Goal of the exercise
Reproduce each of the rows below verbatim, keeping every character, number and bracket unchanged.

Data to process
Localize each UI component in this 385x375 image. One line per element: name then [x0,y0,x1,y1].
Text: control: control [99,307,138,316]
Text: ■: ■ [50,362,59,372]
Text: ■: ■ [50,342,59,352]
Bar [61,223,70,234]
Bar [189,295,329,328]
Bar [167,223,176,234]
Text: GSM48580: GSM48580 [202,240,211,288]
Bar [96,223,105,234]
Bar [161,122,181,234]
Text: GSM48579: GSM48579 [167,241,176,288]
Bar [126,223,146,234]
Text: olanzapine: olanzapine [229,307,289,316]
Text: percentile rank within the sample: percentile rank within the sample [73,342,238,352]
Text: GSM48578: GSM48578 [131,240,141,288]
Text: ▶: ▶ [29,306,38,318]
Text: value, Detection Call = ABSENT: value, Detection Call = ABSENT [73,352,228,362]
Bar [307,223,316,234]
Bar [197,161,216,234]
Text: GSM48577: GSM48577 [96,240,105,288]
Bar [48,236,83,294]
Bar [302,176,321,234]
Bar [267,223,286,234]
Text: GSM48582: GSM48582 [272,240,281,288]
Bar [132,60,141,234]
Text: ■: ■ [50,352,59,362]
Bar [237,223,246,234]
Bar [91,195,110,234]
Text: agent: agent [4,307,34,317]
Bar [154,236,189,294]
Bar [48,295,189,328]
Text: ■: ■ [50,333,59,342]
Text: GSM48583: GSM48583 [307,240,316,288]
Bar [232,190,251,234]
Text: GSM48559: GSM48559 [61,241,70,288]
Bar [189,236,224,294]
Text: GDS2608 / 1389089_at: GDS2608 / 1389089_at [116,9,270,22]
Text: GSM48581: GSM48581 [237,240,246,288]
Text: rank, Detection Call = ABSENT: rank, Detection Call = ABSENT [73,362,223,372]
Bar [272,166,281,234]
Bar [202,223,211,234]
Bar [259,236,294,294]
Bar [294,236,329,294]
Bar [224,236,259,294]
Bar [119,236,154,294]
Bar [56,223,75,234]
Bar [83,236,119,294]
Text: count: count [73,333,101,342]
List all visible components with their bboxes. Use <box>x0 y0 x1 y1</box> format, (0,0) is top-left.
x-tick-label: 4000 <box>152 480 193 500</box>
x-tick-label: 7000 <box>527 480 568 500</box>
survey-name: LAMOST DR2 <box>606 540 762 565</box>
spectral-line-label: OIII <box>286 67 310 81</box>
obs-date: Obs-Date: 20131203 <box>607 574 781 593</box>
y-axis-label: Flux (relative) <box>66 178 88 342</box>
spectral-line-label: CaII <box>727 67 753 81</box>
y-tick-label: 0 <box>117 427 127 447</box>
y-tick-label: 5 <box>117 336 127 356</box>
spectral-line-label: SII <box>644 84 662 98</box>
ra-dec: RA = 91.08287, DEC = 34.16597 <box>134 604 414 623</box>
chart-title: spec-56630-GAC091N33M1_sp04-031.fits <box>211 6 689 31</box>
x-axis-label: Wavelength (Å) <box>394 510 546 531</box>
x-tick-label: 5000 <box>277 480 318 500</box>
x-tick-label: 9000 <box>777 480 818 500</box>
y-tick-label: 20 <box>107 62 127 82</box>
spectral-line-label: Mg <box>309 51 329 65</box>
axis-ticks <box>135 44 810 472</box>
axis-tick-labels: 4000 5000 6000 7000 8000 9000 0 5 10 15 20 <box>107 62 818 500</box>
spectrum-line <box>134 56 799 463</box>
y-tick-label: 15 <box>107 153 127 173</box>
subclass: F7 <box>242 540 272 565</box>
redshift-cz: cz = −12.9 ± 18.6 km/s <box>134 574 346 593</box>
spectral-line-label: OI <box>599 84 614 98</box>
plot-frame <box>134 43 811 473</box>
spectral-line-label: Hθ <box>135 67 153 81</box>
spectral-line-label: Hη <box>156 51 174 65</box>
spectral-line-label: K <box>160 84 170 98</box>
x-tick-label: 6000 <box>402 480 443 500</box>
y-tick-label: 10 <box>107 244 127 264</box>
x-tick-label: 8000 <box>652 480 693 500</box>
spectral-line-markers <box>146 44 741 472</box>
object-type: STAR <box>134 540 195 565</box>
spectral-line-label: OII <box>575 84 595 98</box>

Worked answer
Localize each UI component in this 385x375 image. One line per element: name then [x0,y0,x1,y1].
Text: control: control [99,307,138,316]
Text: ■: ■ [50,362,59,372]
Text: ■: ■ [50,342,59,352]
Bar [61,223,70,234]
Bar [189,295,329,328]
Bar [167,223,176,234]
Text: GSM48580: GSM48580 [202,240,211,288]
Bar [96,223,105,234]
Bar [161,122,181,234]
Text: GSM48579: GSM48579 [167,241,176,288]
Bar [126,223,146,234]
Text: olanzapine: olanzapine [229,307,289,316]
Text: percentile rank within the sample: percentile rank within the sample [73,342,238,352]
Text: GSM48578: GSM48578 [131,240,141,288]
Text: ▶: ▶ [29,306,38,318]
Text: value, Detection Call = ABSENT: value, Detection Call = ABSENT [73,352,228,362]
Bar [307,223,316,234]
Bar [197,161,216,234]
Text: GSM48577: GSM48577 [96,240,105,288]
Bar [48,236,83,294]
Bar [302,176,321,234]
Bar [267,223,286,234]
Text: GSM48582: GSM48582 [272,240,281,288]
Bar [132,60,141,234]
Text: ■: ■ [50,352,59,362]
Bar [237,223,246,234]
Bar [91,195,110,234]
Text: agent: agent [4,307,34,317]
Bar [154,236,189,294]
Bar [48,295,189,328]
Text: ■: ■ [50,333,59,342]
Text: GSM48583: GSM48583 [307,240,316,288]
Bar [232,190,251,234]
Text: GSM48559: GSM48559 [61,241,70,288]
Bar [189,236,224,294]
Text: GDS2608 / 1389089_at: GDS2608 / 1389089_at [116,9,270,22]
Text: GSM48581: GSM48581 [237,240,246,288]
Text: rank, Detection Call = ABSENT: rank, Detection Call = ABSENT [73,362,223,372]
Bar [272,166,281,234]
Bar [202,223,211,234]
Bar [259,236,294,294]
Bar [294,236,329,294]
Bar [224,236,259,294]
Bar [119,236,154,294]
Bar [56,223,75,234]
Bar [83,236,119,294]
Text: count: count [73,333,101,342]
List all visible components with their bboxes. Use <box>x0 y0 x1 y1</box> format, (0,0) is top-left.
x-tick-label: 4000 <box>152 480 193 500</box>
x-tick-label: 7000 <box>527 480 568 500</box>
survey-name: LAMOST DR2 <box>606 540 762 565</box>
spectral-line-label: OIII <box>286 67 310 81</box>
obs-date: Obs-Date: 20131203 <box>607 574 781 593</box>
y-axis-label: Flux (relative) <box>66 178 88 342</box>
spectral-line-label: CaII <box>727 67 753 81</box>
y-tick-label: 0 <box>117 427 127 447</box>
y-tick-label: 5 <box>117 336 127 356</box>
spectral-line-label: SII <box>644 84 662 98</box>
ra-dec: RA = 91.08287, DEC = 34.16597 <box>134 604 414 623</box>
chart-title: spec-56630-GAC091N33M1_sp04-031.fits <box>211 6 689 31</box>
x-axis-label: Wavelength (Å) <box>394 510 546 531</box>
x-tick-label: 5000 <box>277 480 318 500</box>
x-tick-label: 9000 <box>777 480 818 500</box>
y-tick-label: 20 <box>107 62 127 82</box>
spectral-line-label: Mg <box>309 51 329 65</box>
axis-ticks <box>135 44 810 472</box>
axis-tick-labels: 4000 5000 6000 7000 8000 9000 0 5 10 15 20 <box>107 62 818 500</box>
spectrum-line <box>134 56 799 463</box>
y-tick-label: 15 <box>107 153 127 173</box>
subclass: F7 <box>242 540 272 565</box>
redshift-cz: cz = −12.9 ± 18.6 km/s <box>134 574 346 593</box>
spectral-line-label: OI <box>599 84 614 98</box>
plot-frame <box>134 43 811 473</box>
spectral-line-label: Hθ <box>135 67 153 81</box>
spectral-line-label: Hη <box>156 51 174 65</box>
spectral-line-label: K <box>160 84 170 98</box>
x-tick-label: 6000 <box>402 480 443 500</box>
y-tick-label: 10 <box>107 244 127 264</box>
x-tick-label: 8000 <box>652 480 693 500</box>
spectral-line-markers <box>146 44 741 472</box>
object-type: STAR <box>134 540 195 565</box>
spectral-line-label: OII <box>575 84 595 98</box>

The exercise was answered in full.